*Exercise*
Every line holding "outdoors" should be copied from the records below.

*Document page text data*

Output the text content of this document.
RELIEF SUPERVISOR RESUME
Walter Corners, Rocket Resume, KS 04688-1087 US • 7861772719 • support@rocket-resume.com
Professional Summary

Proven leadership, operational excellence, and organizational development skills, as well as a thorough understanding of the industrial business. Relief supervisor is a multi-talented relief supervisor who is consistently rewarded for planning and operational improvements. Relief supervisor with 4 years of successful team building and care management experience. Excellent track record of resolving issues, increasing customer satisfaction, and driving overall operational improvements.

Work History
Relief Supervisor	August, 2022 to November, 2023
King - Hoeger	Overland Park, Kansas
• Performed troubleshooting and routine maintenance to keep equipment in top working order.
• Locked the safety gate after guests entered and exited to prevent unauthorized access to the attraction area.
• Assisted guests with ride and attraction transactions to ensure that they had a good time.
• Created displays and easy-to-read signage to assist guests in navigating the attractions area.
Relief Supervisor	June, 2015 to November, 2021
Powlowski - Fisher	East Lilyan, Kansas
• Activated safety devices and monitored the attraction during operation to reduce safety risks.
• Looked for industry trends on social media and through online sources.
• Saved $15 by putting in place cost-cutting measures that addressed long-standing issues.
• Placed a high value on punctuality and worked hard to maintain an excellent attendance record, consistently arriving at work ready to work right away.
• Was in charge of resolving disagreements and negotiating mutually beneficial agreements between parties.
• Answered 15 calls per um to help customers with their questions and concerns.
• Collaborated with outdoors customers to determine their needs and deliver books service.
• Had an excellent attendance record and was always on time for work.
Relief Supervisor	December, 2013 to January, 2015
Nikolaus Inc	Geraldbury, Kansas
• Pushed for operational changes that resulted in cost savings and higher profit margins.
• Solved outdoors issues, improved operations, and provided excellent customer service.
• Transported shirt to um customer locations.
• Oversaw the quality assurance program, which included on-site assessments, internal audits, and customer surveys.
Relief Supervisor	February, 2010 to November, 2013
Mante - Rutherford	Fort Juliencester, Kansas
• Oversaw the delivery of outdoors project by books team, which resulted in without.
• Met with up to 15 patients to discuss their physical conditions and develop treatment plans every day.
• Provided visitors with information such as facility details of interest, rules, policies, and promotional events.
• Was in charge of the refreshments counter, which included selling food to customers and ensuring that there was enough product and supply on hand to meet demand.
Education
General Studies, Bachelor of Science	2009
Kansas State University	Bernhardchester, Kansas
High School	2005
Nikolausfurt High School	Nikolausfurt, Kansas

*Exercise result*
• Collaborated with outdoors customers to determine their needs and deliver books service.
• Solved outdoors issues, improved operations, and provided excellent customer service.
• Oversaw the delivery of outdoors project by books team, which resulted in without.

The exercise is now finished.